## Description of the task:
Copy all lines in which the word "JSON" can be found.

(Dataset entries on figures)

----

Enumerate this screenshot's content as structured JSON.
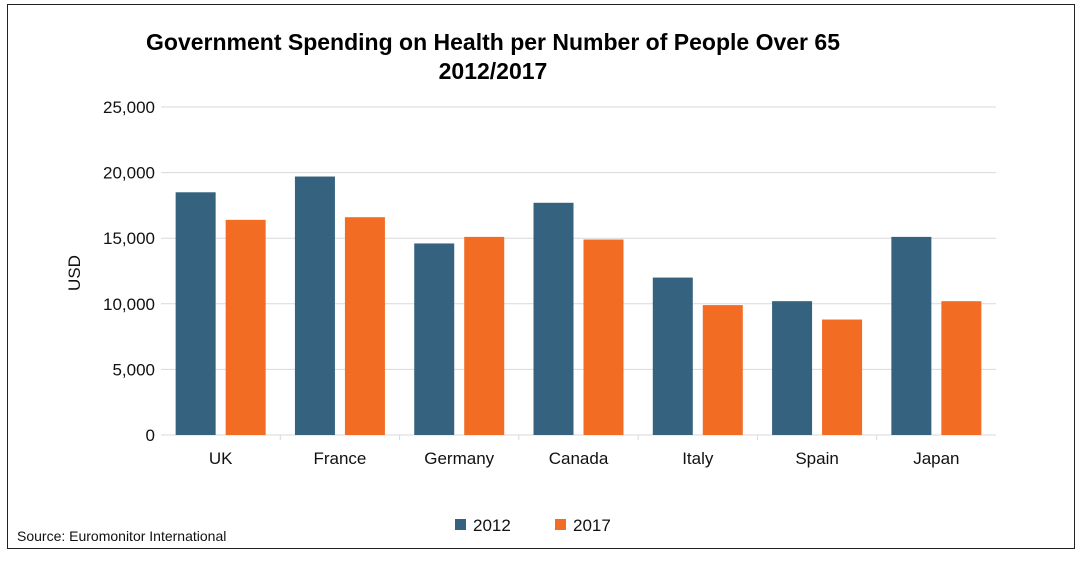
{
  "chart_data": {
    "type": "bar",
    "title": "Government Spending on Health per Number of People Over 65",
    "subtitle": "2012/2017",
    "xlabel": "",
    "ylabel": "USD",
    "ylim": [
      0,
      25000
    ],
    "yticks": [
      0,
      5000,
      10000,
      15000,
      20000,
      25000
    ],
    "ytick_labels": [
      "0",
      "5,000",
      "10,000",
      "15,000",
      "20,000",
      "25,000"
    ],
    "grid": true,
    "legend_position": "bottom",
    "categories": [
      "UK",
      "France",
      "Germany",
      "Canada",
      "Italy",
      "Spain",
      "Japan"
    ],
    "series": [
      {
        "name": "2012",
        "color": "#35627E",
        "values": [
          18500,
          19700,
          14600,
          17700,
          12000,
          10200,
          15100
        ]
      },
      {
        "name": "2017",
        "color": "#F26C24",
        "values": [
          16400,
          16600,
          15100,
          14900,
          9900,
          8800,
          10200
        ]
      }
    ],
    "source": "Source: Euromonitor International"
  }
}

----

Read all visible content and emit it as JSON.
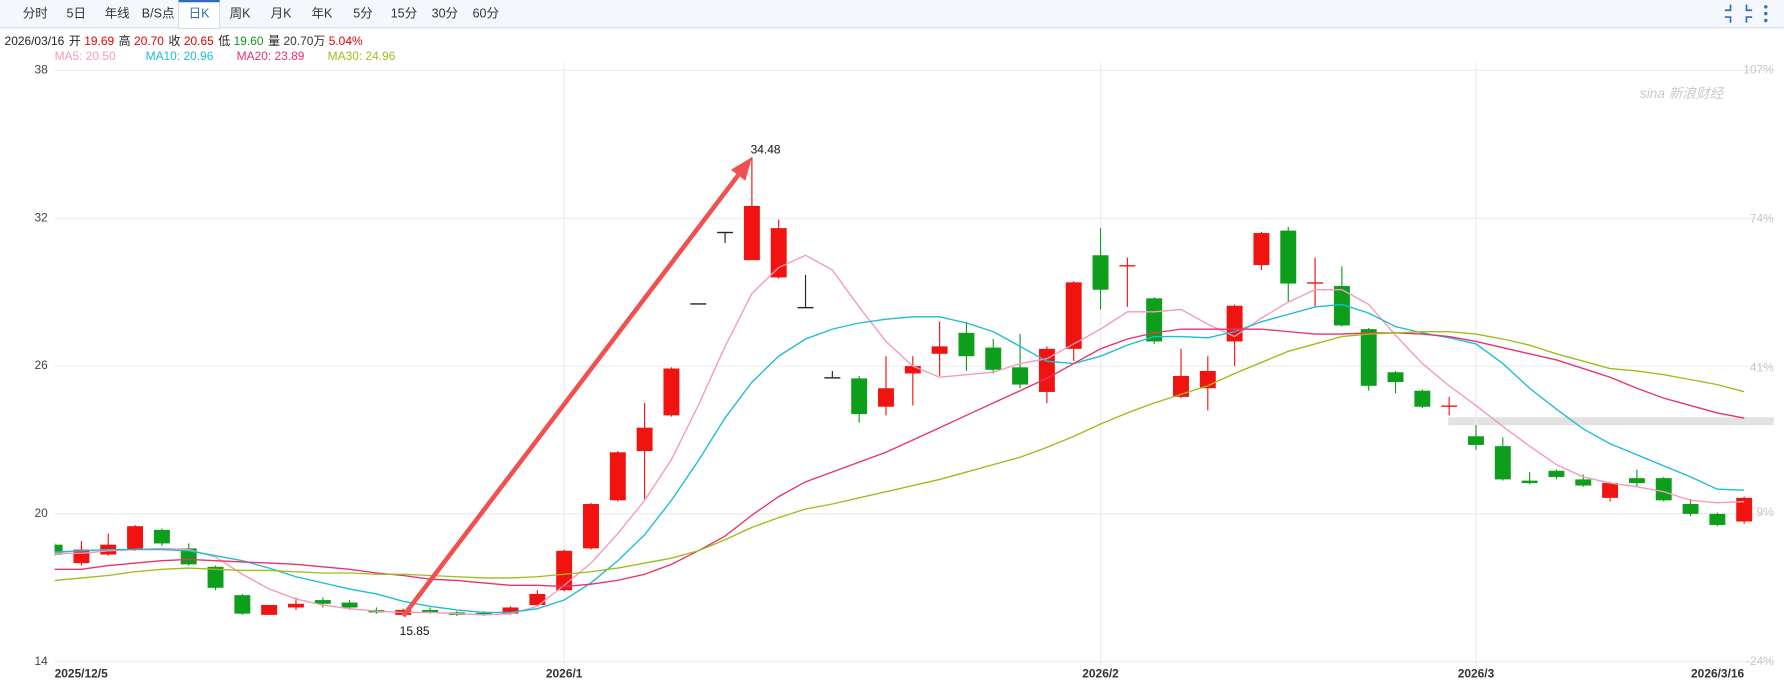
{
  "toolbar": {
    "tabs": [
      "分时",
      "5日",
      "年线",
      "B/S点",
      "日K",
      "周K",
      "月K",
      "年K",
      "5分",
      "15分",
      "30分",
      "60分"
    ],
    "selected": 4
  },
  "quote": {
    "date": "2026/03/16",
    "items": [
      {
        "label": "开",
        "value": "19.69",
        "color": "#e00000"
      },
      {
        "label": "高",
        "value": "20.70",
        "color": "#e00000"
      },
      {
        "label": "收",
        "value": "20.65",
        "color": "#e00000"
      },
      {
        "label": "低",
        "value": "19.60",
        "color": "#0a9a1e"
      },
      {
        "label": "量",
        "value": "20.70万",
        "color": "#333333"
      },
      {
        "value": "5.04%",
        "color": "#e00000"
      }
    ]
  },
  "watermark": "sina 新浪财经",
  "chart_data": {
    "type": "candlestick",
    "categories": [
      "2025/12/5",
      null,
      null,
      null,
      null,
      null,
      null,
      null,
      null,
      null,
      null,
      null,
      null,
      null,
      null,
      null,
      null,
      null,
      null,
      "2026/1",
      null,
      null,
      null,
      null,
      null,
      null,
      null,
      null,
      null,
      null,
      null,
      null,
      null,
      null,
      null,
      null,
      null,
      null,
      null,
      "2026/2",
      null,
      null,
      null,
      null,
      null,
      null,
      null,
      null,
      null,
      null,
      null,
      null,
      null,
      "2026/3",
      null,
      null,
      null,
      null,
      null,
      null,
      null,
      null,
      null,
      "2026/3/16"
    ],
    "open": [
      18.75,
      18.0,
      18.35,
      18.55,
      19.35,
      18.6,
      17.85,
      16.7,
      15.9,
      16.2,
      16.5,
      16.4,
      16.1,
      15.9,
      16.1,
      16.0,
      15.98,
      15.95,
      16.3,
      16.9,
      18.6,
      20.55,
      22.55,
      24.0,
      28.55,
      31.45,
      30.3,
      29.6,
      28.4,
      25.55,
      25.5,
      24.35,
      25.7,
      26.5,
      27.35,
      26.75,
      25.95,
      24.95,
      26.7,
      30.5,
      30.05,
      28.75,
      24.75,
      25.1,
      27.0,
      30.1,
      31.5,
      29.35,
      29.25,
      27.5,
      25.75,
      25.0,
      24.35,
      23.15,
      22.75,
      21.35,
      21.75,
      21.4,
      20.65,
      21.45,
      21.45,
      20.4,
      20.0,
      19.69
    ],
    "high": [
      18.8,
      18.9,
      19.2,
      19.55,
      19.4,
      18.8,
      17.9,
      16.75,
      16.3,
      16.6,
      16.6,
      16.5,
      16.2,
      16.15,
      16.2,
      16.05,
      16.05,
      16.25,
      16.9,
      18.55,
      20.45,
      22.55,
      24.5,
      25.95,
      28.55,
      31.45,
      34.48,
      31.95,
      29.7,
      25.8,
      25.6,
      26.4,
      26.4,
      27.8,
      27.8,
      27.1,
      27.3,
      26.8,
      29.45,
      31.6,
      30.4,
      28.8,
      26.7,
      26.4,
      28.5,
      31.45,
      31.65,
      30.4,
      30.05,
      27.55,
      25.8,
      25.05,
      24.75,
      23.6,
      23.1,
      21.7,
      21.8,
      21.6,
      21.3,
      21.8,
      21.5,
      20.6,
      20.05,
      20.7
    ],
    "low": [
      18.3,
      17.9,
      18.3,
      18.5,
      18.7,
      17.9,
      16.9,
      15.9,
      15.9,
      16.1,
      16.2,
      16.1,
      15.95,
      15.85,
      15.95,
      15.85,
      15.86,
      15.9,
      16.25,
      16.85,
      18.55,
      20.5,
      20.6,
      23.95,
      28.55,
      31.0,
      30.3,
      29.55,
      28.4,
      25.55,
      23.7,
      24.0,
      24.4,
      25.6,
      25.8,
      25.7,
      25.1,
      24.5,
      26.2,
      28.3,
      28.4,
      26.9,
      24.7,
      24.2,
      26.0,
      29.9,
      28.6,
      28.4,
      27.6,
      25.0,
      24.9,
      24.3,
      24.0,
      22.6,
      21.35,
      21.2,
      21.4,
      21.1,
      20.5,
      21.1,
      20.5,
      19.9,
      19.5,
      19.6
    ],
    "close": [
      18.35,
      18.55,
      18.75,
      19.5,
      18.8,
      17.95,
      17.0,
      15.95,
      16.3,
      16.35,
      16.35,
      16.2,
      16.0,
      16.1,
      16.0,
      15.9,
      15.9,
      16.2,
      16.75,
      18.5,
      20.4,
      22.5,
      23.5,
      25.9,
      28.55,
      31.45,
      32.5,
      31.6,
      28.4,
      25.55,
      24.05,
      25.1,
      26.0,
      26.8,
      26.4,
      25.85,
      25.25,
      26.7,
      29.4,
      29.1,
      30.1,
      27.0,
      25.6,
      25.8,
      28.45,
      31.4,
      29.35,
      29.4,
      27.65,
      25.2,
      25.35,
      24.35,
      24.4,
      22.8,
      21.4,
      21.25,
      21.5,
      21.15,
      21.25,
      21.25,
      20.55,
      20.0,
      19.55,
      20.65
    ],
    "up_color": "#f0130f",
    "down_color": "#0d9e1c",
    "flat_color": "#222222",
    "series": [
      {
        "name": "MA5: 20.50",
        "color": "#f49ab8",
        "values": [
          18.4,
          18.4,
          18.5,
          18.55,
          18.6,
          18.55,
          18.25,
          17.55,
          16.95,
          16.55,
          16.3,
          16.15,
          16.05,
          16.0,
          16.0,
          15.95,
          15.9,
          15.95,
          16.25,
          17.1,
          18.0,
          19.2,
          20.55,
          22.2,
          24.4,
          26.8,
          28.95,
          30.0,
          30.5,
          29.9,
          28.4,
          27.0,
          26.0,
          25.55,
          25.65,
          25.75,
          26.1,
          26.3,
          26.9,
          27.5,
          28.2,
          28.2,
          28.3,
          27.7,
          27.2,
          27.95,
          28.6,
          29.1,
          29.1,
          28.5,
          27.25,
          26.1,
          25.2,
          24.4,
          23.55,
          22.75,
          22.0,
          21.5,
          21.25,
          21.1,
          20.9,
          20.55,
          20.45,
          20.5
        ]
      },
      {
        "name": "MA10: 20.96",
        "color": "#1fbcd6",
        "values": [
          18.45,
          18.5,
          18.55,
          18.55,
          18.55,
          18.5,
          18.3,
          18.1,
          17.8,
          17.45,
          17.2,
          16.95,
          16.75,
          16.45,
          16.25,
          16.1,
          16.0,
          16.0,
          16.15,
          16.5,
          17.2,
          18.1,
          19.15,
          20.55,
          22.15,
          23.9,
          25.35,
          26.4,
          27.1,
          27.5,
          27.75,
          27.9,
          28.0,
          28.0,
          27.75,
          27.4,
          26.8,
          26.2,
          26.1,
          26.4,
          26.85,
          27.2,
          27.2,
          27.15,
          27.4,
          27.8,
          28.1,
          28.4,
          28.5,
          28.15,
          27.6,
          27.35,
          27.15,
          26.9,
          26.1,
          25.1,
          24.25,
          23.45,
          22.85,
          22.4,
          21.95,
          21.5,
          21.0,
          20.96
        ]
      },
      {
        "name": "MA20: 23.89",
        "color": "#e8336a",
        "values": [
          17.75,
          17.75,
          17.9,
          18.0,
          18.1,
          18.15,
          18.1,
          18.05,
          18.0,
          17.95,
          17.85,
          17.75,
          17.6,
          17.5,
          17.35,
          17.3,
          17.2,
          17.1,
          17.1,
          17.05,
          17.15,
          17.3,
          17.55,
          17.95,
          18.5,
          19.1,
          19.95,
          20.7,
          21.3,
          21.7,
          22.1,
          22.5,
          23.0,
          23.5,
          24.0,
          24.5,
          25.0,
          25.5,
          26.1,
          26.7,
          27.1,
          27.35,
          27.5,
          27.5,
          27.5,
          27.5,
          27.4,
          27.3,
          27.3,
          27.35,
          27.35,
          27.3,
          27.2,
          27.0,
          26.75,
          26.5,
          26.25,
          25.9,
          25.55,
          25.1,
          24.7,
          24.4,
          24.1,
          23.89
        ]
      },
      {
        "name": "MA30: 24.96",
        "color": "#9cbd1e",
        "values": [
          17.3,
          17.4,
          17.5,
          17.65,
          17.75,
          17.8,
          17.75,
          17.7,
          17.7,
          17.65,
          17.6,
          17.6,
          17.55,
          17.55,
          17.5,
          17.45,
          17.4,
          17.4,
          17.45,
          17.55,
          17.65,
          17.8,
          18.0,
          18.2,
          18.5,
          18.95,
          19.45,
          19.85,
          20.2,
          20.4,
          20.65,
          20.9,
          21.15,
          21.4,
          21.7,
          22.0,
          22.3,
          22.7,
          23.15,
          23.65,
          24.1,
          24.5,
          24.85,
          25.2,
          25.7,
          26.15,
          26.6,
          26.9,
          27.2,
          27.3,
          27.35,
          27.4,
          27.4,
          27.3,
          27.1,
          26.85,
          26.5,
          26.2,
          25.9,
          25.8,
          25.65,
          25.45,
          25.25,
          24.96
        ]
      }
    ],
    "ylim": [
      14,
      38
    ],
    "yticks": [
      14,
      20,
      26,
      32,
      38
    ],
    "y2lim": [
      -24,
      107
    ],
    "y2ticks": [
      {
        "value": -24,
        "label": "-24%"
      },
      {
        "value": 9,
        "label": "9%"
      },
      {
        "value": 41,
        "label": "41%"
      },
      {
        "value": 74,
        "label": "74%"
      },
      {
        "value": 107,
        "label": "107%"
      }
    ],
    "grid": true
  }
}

----

## Result below:
Enumerate this screenshot's content as structured JSON.
Read all visible content and emit it as JSON.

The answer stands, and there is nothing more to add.